#### [Problem statement]
Scan the entries below and extract each line with the word "состоит" in it.

#### [Information provided]

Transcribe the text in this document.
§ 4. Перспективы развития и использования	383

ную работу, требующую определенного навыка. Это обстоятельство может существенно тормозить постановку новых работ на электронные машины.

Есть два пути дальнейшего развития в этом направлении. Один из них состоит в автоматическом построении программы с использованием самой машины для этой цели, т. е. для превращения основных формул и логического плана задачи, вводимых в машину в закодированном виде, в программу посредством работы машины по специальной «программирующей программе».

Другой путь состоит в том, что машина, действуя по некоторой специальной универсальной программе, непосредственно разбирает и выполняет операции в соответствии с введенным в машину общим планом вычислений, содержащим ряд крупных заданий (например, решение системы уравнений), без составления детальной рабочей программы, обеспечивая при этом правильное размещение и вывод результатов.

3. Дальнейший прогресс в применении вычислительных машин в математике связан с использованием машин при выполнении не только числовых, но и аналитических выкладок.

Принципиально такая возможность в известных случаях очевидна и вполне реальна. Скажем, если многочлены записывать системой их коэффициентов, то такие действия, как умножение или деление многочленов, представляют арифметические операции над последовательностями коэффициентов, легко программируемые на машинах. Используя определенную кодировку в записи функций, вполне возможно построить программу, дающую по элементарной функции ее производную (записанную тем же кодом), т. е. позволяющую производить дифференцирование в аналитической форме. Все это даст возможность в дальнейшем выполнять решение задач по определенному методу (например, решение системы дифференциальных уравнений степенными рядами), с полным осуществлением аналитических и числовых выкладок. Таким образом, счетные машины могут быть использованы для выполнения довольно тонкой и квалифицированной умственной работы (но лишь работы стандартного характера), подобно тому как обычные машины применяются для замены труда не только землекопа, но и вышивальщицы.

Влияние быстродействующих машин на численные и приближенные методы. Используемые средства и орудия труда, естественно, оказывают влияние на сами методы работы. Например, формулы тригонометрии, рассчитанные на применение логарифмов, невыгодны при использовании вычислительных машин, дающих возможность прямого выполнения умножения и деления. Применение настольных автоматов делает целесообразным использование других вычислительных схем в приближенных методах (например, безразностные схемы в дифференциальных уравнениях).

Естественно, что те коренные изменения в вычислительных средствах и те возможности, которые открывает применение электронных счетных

#### [Problem solution]
Есть два пути дальнейшего развития в этом направлении. Один из них состоит в автоматическом построении программы с использованием самой машины для этой цели, т. е. для превращения основных формул и логического плана задачи, вводимых в машину в закодированном виде, в программу посредством работы машины по специальной «программирующей программе».
Другой путь состоит в том, что машина, действуя по некоторой специальной универсальной программе, непосредственно разбирает и выполняет операции в соответствии с введенным в машину общим планом вычислений, содержащим ряд крупных заданий (например, решение системы уравнений), без составления детальной рабочей программы, обеспечивая при этом правильное размещение и вывод результатов.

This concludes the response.